### Work required
Reproduce every entry exactly and leave its pictures out.

### Record set

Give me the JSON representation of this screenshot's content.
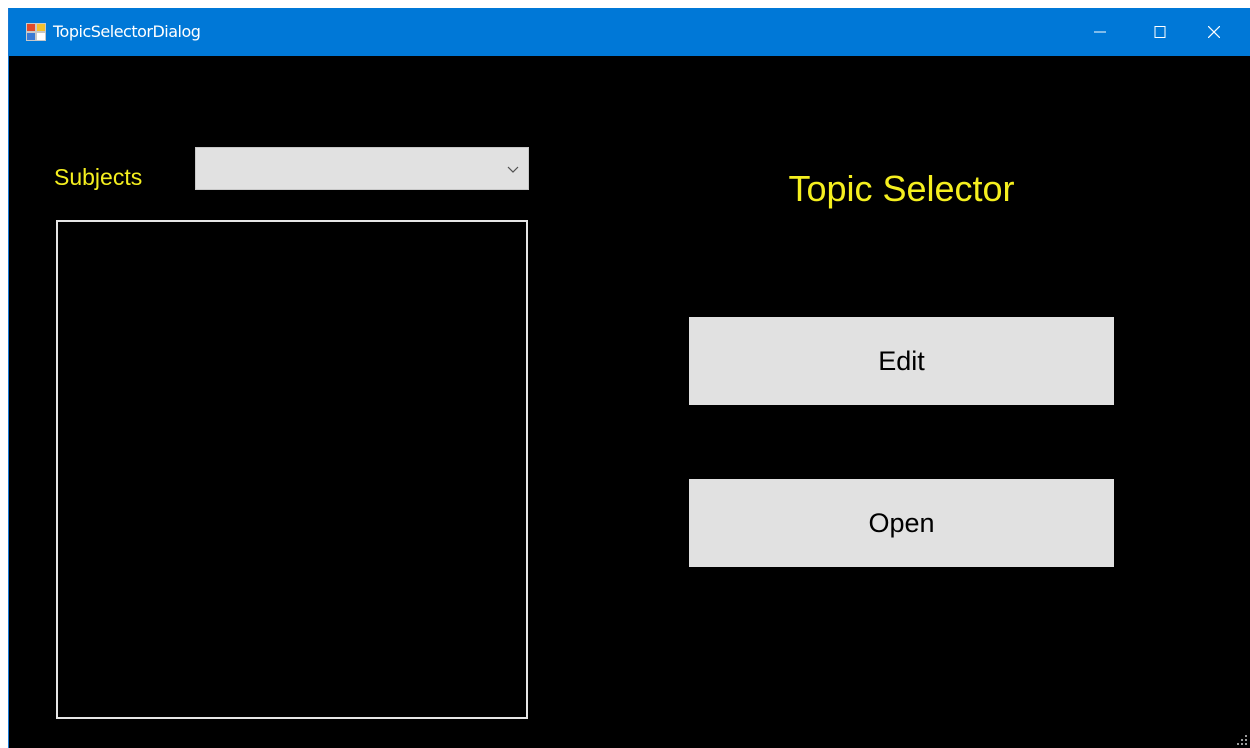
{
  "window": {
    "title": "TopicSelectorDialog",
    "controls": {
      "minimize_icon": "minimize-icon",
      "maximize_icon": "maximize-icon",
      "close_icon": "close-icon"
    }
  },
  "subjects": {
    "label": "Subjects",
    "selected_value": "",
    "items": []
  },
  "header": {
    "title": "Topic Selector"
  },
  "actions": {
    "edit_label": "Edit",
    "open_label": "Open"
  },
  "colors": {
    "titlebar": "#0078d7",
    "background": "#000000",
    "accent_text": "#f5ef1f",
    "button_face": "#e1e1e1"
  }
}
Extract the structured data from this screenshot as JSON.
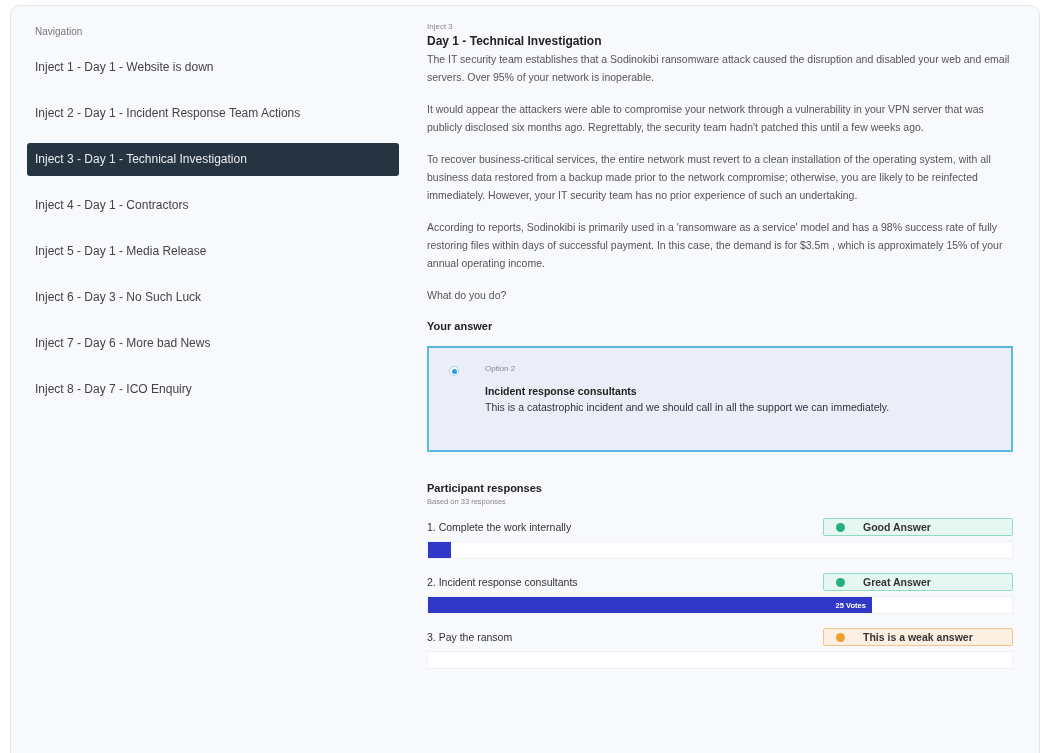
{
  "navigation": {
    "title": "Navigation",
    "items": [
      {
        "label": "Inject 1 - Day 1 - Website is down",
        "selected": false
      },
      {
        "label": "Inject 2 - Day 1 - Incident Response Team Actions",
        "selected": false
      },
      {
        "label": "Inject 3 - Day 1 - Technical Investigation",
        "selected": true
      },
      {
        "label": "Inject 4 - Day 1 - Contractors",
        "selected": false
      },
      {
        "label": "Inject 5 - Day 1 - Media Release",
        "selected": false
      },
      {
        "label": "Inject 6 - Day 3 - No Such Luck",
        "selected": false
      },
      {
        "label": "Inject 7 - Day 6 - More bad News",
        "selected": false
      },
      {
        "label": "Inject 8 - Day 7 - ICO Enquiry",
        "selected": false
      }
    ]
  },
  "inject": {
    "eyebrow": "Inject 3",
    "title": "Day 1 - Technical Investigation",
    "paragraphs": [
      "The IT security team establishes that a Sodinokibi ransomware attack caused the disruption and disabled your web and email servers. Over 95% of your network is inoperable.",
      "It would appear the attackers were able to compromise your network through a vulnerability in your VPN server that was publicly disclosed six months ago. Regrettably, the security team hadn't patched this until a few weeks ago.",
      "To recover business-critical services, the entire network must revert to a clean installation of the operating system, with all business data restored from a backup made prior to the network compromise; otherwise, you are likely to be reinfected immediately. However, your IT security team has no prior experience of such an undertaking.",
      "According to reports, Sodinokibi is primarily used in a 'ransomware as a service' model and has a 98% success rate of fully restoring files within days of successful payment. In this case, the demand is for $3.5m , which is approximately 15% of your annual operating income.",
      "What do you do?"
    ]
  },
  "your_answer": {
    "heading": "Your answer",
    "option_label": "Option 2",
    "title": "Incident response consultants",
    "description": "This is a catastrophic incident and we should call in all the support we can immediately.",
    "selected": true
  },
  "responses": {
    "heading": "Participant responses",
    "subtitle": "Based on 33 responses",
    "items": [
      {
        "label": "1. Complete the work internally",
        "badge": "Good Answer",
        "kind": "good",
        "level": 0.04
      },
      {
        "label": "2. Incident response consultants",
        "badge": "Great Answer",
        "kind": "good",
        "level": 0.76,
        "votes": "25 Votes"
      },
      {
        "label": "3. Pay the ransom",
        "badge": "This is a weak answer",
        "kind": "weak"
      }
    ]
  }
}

### The output
Give me the JSON representation of this screenshot's content.
{
  "window": {
    "title": "TopicSelectorDialog",
    "controls": {
      "minimize_icon": "minimize-icon",
      "maximize_icon": "maximize-icon",
      "close_icon": "close-icon"
    }
  },
  "subjects": {
    "label": "Subjects",
    "selected_value": "",
    "items": []
  },
  "header": {
    "title": "Topic Selector"
  },
  "actions": {
    "edit_label": "Edit",
    "open_label": "Open"
  },
  "colors": {
    "titlebar": "#0078d7",
    "background": "#000000",
    "accent_text": "#f5ef1f",
    "button_face": "#e1e1e1"
  }
}
Extract the structured data from this screenshot as JSON.
{
  "navigation": {
    "title": "Navigation",
    "items": [
      {
        "label": "Inject 1 - Day 1 - Website is down",
        "selected": false
      },
      {
        "label": "Inject 2 - Day 1 - Incident Response Team Actions",
        "selected": false
      },
      {
        "label": "Inject 3 - Day 1 - Technical Investigation",
        "selected": true
      },
      {
        "label": "Inject 4 - Day 1 - Contractors",
        "selected": false
      },
      {
        "label": "Inject 5 - Day 1 - Media Release",
        "selected": false
      },
      {
        "label": "Inject 6 - Day 3 - No Such Luck",
        "selected": false
      },
      {
        "label": "Inject 7 - Day 6 - More bad News",
        "selected": false
      },
      {
        "label": "Inject 8 - Day 7 - ICO Enquiry",
        "selected": false
      }
    ]
  },
  "inject": {
    "eyebrow": "Inject 3",
    "title": "Day 1 - Technical Investigation",
    "paragraphs": [
      "The IT security team establishes that a Sodinokibi ransomware attack caused the disruption and disabled your web and email servers. Over 95% of your network is inoperable.",
      "It would appear the attackers were able to compromise your network through a vulnerability in your VPN server that was publicly disclosed six months ago. Regrettably, the security team hadn't patched this until a few weeks ago.",
      "To recover business-critical services, the entire network must revert to a clean installation of the operating system, with all business data restored from a backup made prior to the network compromise; otherwise, you are likely to be reinfected immediately. However, your IT security team has no prior experience of such an undertaking.",
      "According to reports, Sodinokibi is primarily used in a 'ransomware as a service' model and has a 98% success rate of fully restoring files within days of successful payment. In this case, the demand is for $3.5m , which is approximately 15% of your annual operating income.",
      "What do you do?"
    ]
  },
  "your_answer": {
    "heading": "Your answer",
    "option_label": "Option 2",
    "title": "Incident response consultants",
    "description": "This is a catastrophic incident and we should call in all the support we can immediately.",
    "selected": true
  },
  "responses": {
    "heading": "Participant responses",
    "subtitle": "Based on 33 responses",
    "items": [
      {
        "label": "1. Complete the work internally",
        "badge": "Good Answer",
        "kind": "good",
        "level": 0.04
      },
      {
        "label": "2. Incident response consultants",
        "badge": "Great Answer",
        "kind": "good",
        "level": 0.76,
        "votes": "25 Votes"
      },
      {
        "label": "3. Pay the ransom",
        "badge": "This is a weak answer",
        "kind": "weak"
      }
    ]
  }
}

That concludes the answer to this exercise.